== WHAT TO WORK ON ==
Quote the entries in full, character for character, without their images.

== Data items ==
◇ ◇ ◇ ◇ ◇

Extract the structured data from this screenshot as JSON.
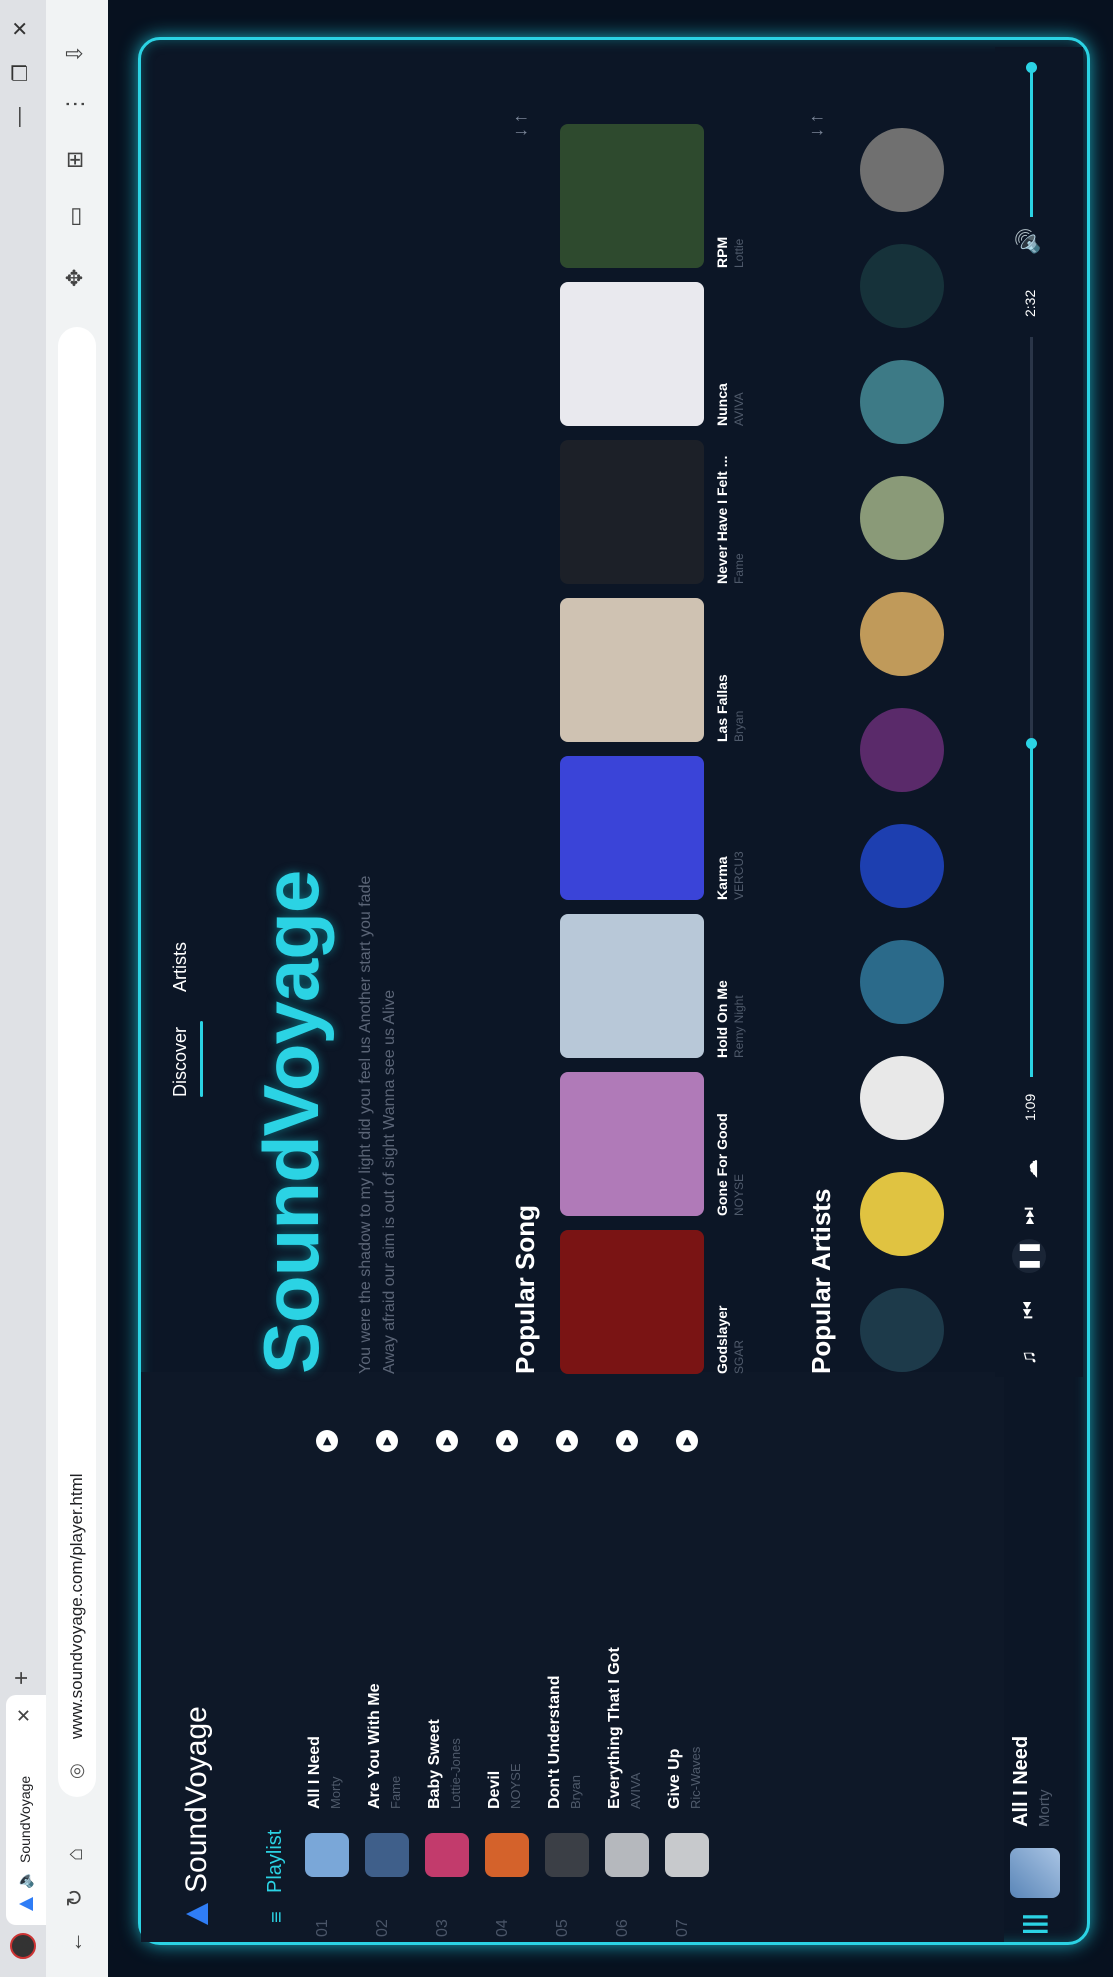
{
  "browser": {
    "tab_title": "SoundVoyage",
    "url": "www.soundvoyage.com/player.html",
    "new_tab": "+",
    "tab_close": "✕",
    "minimize": "—",
    "restore": "❐",
    "close": "✕"
  },
  "app": {
    "brand": "SoundVoyage",
    "playlist_title": "Playlist",
    "playlist": [
      {
        "num": "01",
        "title": "All I Need",
        "artist": "Morty",
        "color": "#7aa7d8"
      },
      {
        "num": "02",
        "title": "Are You With Me",
        "artist": "Fame",
        "color": "#3f5f8a"
      },
      {
        "num": "03",
        "title": "Baby Sweet",
        "artist": "Lottie-Jones",
        "color": "#c23b6c"
      },
      {
        "num": "04",
        "title": "Devil",
        "artist": "NOYSE",
        "color": "#d4622b"
      },
      {
        "num": "05",
        "title": "Don't Understand",
        "artist": "Bryan",
        "color": "#3b3f46"
      },
      {
        "num": "06",
        "title": "Everything That I Got",
        "artist": "AVIVA",
        "color": "#b5b8bd"
      },
      {
        "num": "07",
        "title": "Give Up",
        "artist": "Ric-Waves",
        "color": "#c7c9cc"
      }
    ],
    "nav": {
      "discover": "Discover",
      "artists": "Artists"
    },
    "hero_title": "SoundVoyage",
    "tagline_1": "You were the shadow to my light did you feel us Another start you fade",
    "tagline_2": "Away afraid our aim is out of sight Wanna see us Alive",
    "popular_song_title": "Popular Song",
    "popular_artists_title": "Popular Artists",
    "songs": [
      {
        "title": "Godslayer",
        "artist": "SGAR",
        "color": "#7a1414"
      },
      {
        "title": "Gone For Good",
        "artist": "NOYSE",
        "color": "#b07ab8"
      },
      {
        "title": "Hold On Me",
        "artist": "Remy Night",
        "color": "#b8c8d8"
      },
      {
        "title": "Karma",
        "artist": "VERCU3",
        "color": "#3a44d8"
      },
      {
        "title": "Las Fallas",
        "artist": "Bryan",
        "color": "#cfc2b2"
      },
      {
        "title": "Never Have I Felt ...",
        "artist": "Fame",
        "color": "#1c2028"
      },
      {
        "title": "Nunca",
        "artist": "AVIVA",
        "color": "#e9e9ee"
      },
      {
        "title": "RPM",
        "artist": "Lottie",
        "color": "#2e4a2e"
      }
    ],
    "artists": [
      {
        "color": "#1d3a4a"
      },
      {
        "color": "#e0c341"
      },
      {
        "color": "#e8e8e8"
      },
      {
        "color": "#2b6a8a"
      },
      {
        "color": "#1d3fb0"
      },
      {
        "color": "#5a2a6a"
      },
      {
        "color": "#c09a5a"
      },
      {
        "color": "#8a9a78"
      },
      {
        "color": "#3d7a86"
      },
      {
        "color": "#16323a"
      },
      {
        "color": "#707070"
      }
    ],
    "player": {
      "now_title": "All I Need",
      "now_artist": "Morty",
      "current_time": "1:09",
      "total_time": "2:32",
      "progress": 0.45,
      "volume": 1.0
    },
    "icons": {
      "menu": "menu-icon",
      "playlist": "playlist-icon",
      "prev": "skip-previous-icon",
      "pause": "pause-icon",
      "next": "skip-next-icon",
      "download": "download-icon",
      "volume": "volume-icon"
    }
  }
}
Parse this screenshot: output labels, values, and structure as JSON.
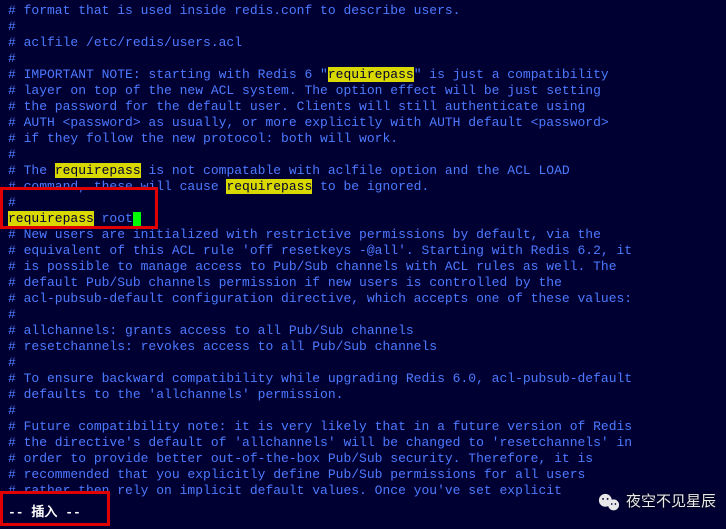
{
  "lines": [
    {
      "pre": "# format that is used inside redis.conf to describe users."
    },
    {
      "pre": "#"
    },
    {
      "pre": "# aclfile /etc/redis/users.acl"
    },
    {
      "pre": "#"
    },
    {
      "pre": "# IMPORTANT NOTE: starting with Redis 6 \"",
      "hl": "requirepass",
      "post": "\" is just a compatibility"
    },
    {
      "pre": "# layer on top of the new ACL system. The option effect will be just setting"
    },
    {
      "pre": "# the password for the default user. Clients will still authenticate using"
    },
    {
      "pre": "# AUTH <password> as usually, or more explicitly with AUTH default <password>"
    },
    {
      "pre": "# if they follow the new protocol: both will work."
    },
    {
      "pre": "#"
    },
    {
      "pre": "# The ",
      "hl": "requirepass",
      "post": " is not compatable with aclfile option and the ACL LOAD"
    },
    {
      "pre": "# command, these will cause ",
      "hl": "requirepass",
      "post": " to be ignored."
    },
    {
      "pre": "#"
    },
    {
      "pre": "",
      "hl": "requirepass",
      "post": " root",
      "cursor": true
    },
    {
      "pre": ""
    },
    {
      "pre": "# New users are initialized with restrictive permissions by default, via the"
    },
    {
      "pre": "# equivalent of this ACL rule 'off resetkeys -@all'. Starting with Redis 6.2, it"
    },
    {
      "pre": "# is possible to manage access to Pub/Sub channels with ACL rules as well. The"
    },
    {
      "pre": "# default Pub/Sub channels permission if new users is controlled by the"
    },
    {
      "pre": "# acl-pubsub-default configuration directive, which accepts one of these values:"
    },
    {
      "pre": "#"
    },
    {
      "pre": "# allchannels: grants access to all Pub/Sub channels"
    },
    {
      "pre": "# resetchannels: revokes access to all Pub/Sub channels"
    },
    {
      "pre": "#"
    },
    {
      "pre": "# To ensure backward compatibility while upgrading Redis 6.0, acl-pubsub-default"
    },
    {
      "pre": "# defaults to the 'allchannels' permission."
    },
    {
      "pre": "#"
    },
    {
      "pre": "# Future compatibility note: it is very likely that in a future version of Redis"
    },
    {
      "pre": "# the directive's default of 'allchannels' will be changed to 'resetchannels' in"
    },
    {
      "pre": "# order to provide better out-of-the-box Pub/Sub security. Therefore, it is"
    },
    {
      "pre": "# recommended that you explicitly define Pub/Sub permissions for all users"
    },
    {
      "pre": "# rather then rely on implicit default values. Once you've set explicit"
    }
  ],
  "mode": "-- 插入 --",
  "watermark": "夜空不见星辰"
}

◇ ◇ ◇ ◇ ◇

== RESULT BELOW ==
Extract the structured data from this screenshot as JSON.
{
  "browser": {
    "tab_title": "SoundVoyage",
    "url": "www.soundvoyage.com/player.html",
    "new_tab": "+",
    "tab_close": "✕",
    "minimize": "—",
    "restore": "❐",
    "close": "✕"
  },
  "app": {
    "brand": "SoundVoyage",
    "playlist_title": "Playlist",
    "playlist": [
      {
        "num": "01",
        "title": "All I Need",
        "artist": "Morty",
        "color": "#7aa7d8"
      },
      {
        "num": "02",
        "title": "Are You With Me",
        "artist": "Fame",
        "color": "#3f5f8a"
      },
      {
        "num": "03",
        "title": "Baby Sweet",
        "artist": "Lottie-Jones",
        "color": "#c23b6c"
      },
      {
        "num": "04",
        "title": "Devil",
        "artist": "NOYSE",
        "color": "#d4622b"
      },
      {
        "num": "05",
        "title": "Don't Understand",
        "artist": "Bryan",
        "color": "#3b3f46"
      },
      {
        "num": "06",
        "title": "Everything That I Got",
        "artist": "AVIVA",
        "color": "#b5b8bd"
      },
      {
        "num": "07",
        "title": "Give Up",
        "artist": "Ric-Waves",
        "color": "#c7c9cc"
      }
    ],
    "nav": {
      "discover": "Discover",
      "artists": "Artists"
    },
    "hero_title": "SoundVoyage",
    "tagline_1": "You were the shadow to my light did you feel us Another start you fade",
    "tagline_2": "Away afraid our aim is out of sight Wanna see us Alive",
    "popular_song_title": "Popular Song",
    "popular_artists_title": "Popular Artists",
    "songs": [
      {
        "title": "Godslayer",
        "artist": "SGAR",
        "color": "#7a1414"
      },
      {
        "title": "Gone For Good",
        "artist": "NOYSE",
        "color": "#b07ab8"
      },
      {
        "title": "Hold On Me",
        "artist": "Remy Night",
        "color": "#b8c8d8"
      },
      {
        "title": "Karma",
        "artist": "VERCU3",
        "color": "#3a44d8"
      },
      {
        "title": "Las Fallas",
        "artist": "Bryan",
        "color": "#cfc2b2"
      },
      {
        "title": "Never Have I Felt ...",
        "artist": "Fame",
        "color": "#1c2028"
      },
      {
        "title": "Nunca",
        "artist": "AVIVA",
        "color": "#e9e9ee"
      },
      {
        "title": "RPM",
        "artist": "Lottie",
        "color": "#2e4a2e"
      }
    ],
    "artists": [
      {
        "color": "#1d3a4a"
      },
      {
        "color": "#e0c341"
      },
      {
        "color": "#e8e8e8"
      },
      {
        "color": "#2b6a8a"
      },
      {
        "color": "#1d3fb0"
      },
      {
        "color": "#5a2a6a"
      },
      {
        "color": "#c09a5a"
      },
      {
        "color": "#8a9a78"
      },
      {
        "color": "#3d7a86"
      },
      {
        "color": "#16323a"
      },
      {
        "color": "#707070"
      }
    ],
    "player": {
      "now_title": "All I Need",
      "now_artist": "Morty",
      "current_time": "1:09",
      "total_time": "2:32",
      "progress": 0.45,
      "volume": 1.0
    },
    "icons": {
      "menu": "menu-icon",
      "playlist": "playlist-icon",
      "prev": "skip-previous-icon",
      "pause": "pause-icon",
      "next": "skip-next-icon",
      "download": "download-icon",
      "volume": "volume-icon"
    }
  }
}
Parse this screenshot: output labels, values, and structure as JSON.
{
  "lines": [
    {
      "pre": "# format that is used inside redis.conf to describe users."
    },
    {
      "pre": "#"
    },
    {
      "pre": "# aclfile /etc/redis/users.acl"
    },
    {
      "pre": "#"
    },
    {
      "pre": "# IMPORTANT NOTE: starting with Redis 6 \"",
      "hl": "requirepass",
      "post": "\" is just a compatibility"
    },
    {
      "pre": "# layer on top of the new ACL system. The option effect will be just setting"
    },
    {
      "pre": "# the password for the default user. Clients will still authenticate using"
    },
    {
      "pre": "# AUTH <password> as usually, or more explicitly with AUTH default <password>"
    },
    {
      "pre": "# if they follow the new protocol: both will work."
    },
    {
      "pre": "#"
    },
    {
      "pre": "# The ",
      "hl": "requirepass",
      "post": " is not compatable with aclfile option and the ACL LOAD"
    },
    {
      "pre": "# command, these will cause ",
      "hl": "requirepass",
      "post": " to be ignored."
    },
    {
      "pre": "#"
    },
    {
      "pre": "",
      "hl": "requirepass",
      "post": " root",
      "cursor": true
    },
    {
      "pre": ""
    },
    {
      "pre": "# New users are initialized with restrictive permissions by default, via the"
    },
    {
      "pre": "# equivalent of this ACL rule 'off resetkeys -@all'. Starting with Redis 6.2, it"
    },
    {
      "pre": "# is possible to manage access to Pub/Sub channels with ACL rules as well. The"
    },
    {
      "pre": "# default Pub/Sub channels permission if new users is controlled by the"
    },
    {
      "pre": "# acl-pubsub-default configuration directive, which accepts one of these values:"
    },
    {
      "pre": "#"
    },
    {
      "pre": "# allchannels: grants access to all Pub/Sub channels"
    },
    {
      "pre": "# resetchannels: revokes access to all Pub/Sub channels"
    },
    {
      "pre": "#"
    },
    {
      "pre": "# To ensure backward compatibility while upgrading Redis 6.0, acl-pubsub-default"
    },
    {
      "pre": "# defaults to the 'allchannels' permission."
    },
    {
      "pre": "#"
    },
    {
      "pre": "# Future compatibility note: it is very likely that in a future version of Redis"
    },
    {
      "pre": "# the directive's default of 'allchannels' will be changed to 'resetchannels' in"
    },
    {
      "pre": "# order to provide better out-of-the-box Pub/Sub security. Therefore, it is"
    },
    {
      "pre": "# recommended that you explicitly define Pub/Sub permissions for all users"
    },
    {
      "pre": "# rather then rely on implicit default values. Once you've set explicit"
    }
  ],
  "mode": "-- 插入 --",
  "watermark": "夜空不见星辰"
}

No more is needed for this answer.